Start Extracted records

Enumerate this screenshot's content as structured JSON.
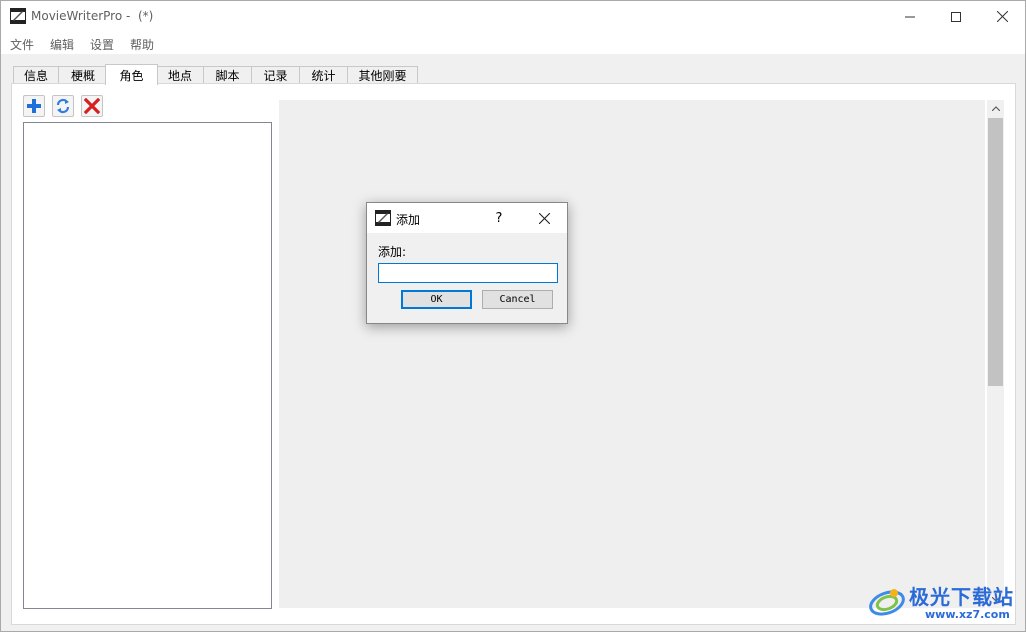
{
  "window": {
    "title": "MovieWriterPro -  (*)"
  },
  "menu": [
    "文件",
    "编辑",
    "设置",
    "帮助"
  ],
  "tabs": [
    {
      "label": "信息",
      "active": false
    },
    {
      "label": "梗概",
      "active": false
    },
    {
      "label": "角色",
      "active": true
    },
    {
      "label": "地点",
      "active": false
    },
    {
      "label": "脚本",
      "active": false
    },
    {
      "label": "记录",
      "active": false
    },
    {
      "label": "统计",
      "active": false
    },
    {
      "label": "其他刚要",
      "active": false
    }
  ],
  "toolbar": {
    "add_icon": "plus-icon",
    "refresh_icon": "refresh-icon",
    "delete_icon": "delete-x-icon",
    "colors": {
      "add": "#1e6fd9",
      "refresh": "#2f7de1",
      "delete": "#d81f1f"
    }
  },
  "dialog": {
    "title": "添加",
    "help": "?",
    "label": "添加:",
    "input_value": "",
    "ok_label": "OK",
    "cancel_label": "Cancel"
  },
  "watermark": {
    "text": "极光下载站",
    "url": "www.xz7.com"
  },
  "colors": {
    "accent": "#0078d7",
    "background": "#f0f0f0"
  }
}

End Extracted records

- [Stated goal]:
Leave the pictures out and output the rest of the listing exactly.

- [Completed exercise]:
Enumerate this screenshot's content as structured JSON.
{
  "window": {
    "title": "MovieWriterPro -  (*)"
  },
  "menu": [
    "文件",
    "编辑",
    "设置",
    "帮助"
  ],
  "tabs": [
    {
      "label": "信息",
      "active": false
    },
    {
      "label": "梗概",
      "active": false
    },
    {
      "label": "角色",
      "active": true
    },
    {
      "label": "地点",
      "active": false
    },
    {
      "label": "脚本",
      "active": false
    },
    {
      "label": "记录",
      "active": false
    },
    {
      "label": "统计",
      "active": false
    },
    {
      "label": "其他刚要",
      "active": false
    }
  ],
  "toolbar": {
    "add_icon": "plus-icon",
    "refresh_icon": "refresh-icon",
    "delete_icon": "delete-x-icon",
    "colors": {
      "add": "#1e6fd9",
      "refresh": "#2f7de1",
      "delete": "#d81f1f"
    }
  },
  "dialog": {
    "title": "添加",
    "help": "?",
    "label": "添加:",
    "input_value": "",
    "ok_label": "OK",
    "cancel_label": "Cancel"
  },
  "watermark": {
    "text": "极光下载站",
    "url": "www.xz7.com"
  },
  "colors": {
    "accent": "#0078d7",
    "background": "#f0f0f0"
  }
}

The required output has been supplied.